> **TASK REQUIREMENTS**:
Update the passage on Apple's falling stock value, rewriting everything from "The thing is, I" down to "is gone again." with "slide" changed to "decline".

From the Slope of Hope: Over the past ten months, in steps almost too small to be noticed by the mass media, Apple has shed over two hundred billion dollars in value. That's nearly one quarter of a trillion dollars in wealth which would have fed shareholder dreams of new houses, new boats, new jewelry, and mink coats, but..........it's gone.

The thing is, I think the slide is far, far from over. I wrote a piece earlier this year (which got picked up by some of the mainstream press) predicting that Apple would fall to the mid-70s. We're already heading into the low 90s, so my goofy prediction is seeming a little less insane.

Of course, it wasn't that long ago that buying Apple was a "no brainer" - indeed, a "bargain." God knows it wasn't hungry for media attention. This is the unedited home page of MarketWatch a while back:

[image]https://slopeofhope.com/wp-content/uploads/2015/09/0910-aapl.png[/image]

So what's behind this fall? Lots of things (not the least of which is a wildly-overvalued market which, ultimately, will pound the Dow back into 4-digit land), but for Apple specifically, I think it's simple: the magic is gone again.

> **DATASET EXCERPTS**:
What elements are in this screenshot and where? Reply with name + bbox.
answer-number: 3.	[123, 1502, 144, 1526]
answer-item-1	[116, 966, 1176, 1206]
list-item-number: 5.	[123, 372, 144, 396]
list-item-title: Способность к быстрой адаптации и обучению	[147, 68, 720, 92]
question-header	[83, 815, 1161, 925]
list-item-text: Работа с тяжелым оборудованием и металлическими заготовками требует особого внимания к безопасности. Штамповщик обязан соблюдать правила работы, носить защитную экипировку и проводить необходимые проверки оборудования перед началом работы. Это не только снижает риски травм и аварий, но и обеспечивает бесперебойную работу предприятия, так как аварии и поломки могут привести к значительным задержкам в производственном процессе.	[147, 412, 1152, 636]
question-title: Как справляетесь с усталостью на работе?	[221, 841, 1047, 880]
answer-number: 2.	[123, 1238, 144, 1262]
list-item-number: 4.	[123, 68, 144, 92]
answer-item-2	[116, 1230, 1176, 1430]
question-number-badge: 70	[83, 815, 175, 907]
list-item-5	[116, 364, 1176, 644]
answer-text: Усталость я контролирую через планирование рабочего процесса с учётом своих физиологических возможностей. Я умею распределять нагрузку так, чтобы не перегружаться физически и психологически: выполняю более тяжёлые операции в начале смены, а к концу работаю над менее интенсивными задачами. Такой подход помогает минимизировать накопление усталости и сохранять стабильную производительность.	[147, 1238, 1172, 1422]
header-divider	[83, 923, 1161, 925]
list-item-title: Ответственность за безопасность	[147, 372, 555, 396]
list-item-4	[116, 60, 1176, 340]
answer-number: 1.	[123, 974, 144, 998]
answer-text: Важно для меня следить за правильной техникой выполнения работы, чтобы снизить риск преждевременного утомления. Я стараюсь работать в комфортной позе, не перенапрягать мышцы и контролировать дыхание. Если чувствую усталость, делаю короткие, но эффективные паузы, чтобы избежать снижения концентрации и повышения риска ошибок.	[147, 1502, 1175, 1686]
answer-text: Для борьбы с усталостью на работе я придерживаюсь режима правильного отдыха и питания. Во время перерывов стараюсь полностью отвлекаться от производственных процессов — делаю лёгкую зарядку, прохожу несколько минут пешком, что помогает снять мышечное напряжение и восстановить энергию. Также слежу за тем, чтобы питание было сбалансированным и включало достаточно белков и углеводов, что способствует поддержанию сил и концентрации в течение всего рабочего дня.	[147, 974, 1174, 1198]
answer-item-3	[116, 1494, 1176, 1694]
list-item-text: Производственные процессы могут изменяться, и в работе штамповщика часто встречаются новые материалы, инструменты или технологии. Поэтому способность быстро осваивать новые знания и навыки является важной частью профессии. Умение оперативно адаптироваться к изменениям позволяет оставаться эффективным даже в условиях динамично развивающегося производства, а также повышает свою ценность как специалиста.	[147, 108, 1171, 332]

> **ANSWER TO THIS TASK**:
The thing is, I think the decline is far, far from over. I wrote a piece earlier this year (which got picked up by some of the mainstream press) predicting that Apple would fall to the mid-70s. We're already heading into the low 90s, so my goofy prediction is seeming a little less insane.

Of course, it wasn't that long ago that buying Apple was a "no brainer" - indeed, a "bargain." God knows it wasn't hungry for media attention. This is the unedited home page of MarketWatch a while back:

[image]https://slopeofhope.com/wp-content/uploads/2015/09/0910-aapl.png[/image]

So what's behind this fall? Lots of things (not the least of which is a wildly-overvalued market which, ultimately, will pound the Dow back into 4-digit land), but for Apple specifically, I think it's simple: the magic is gone again.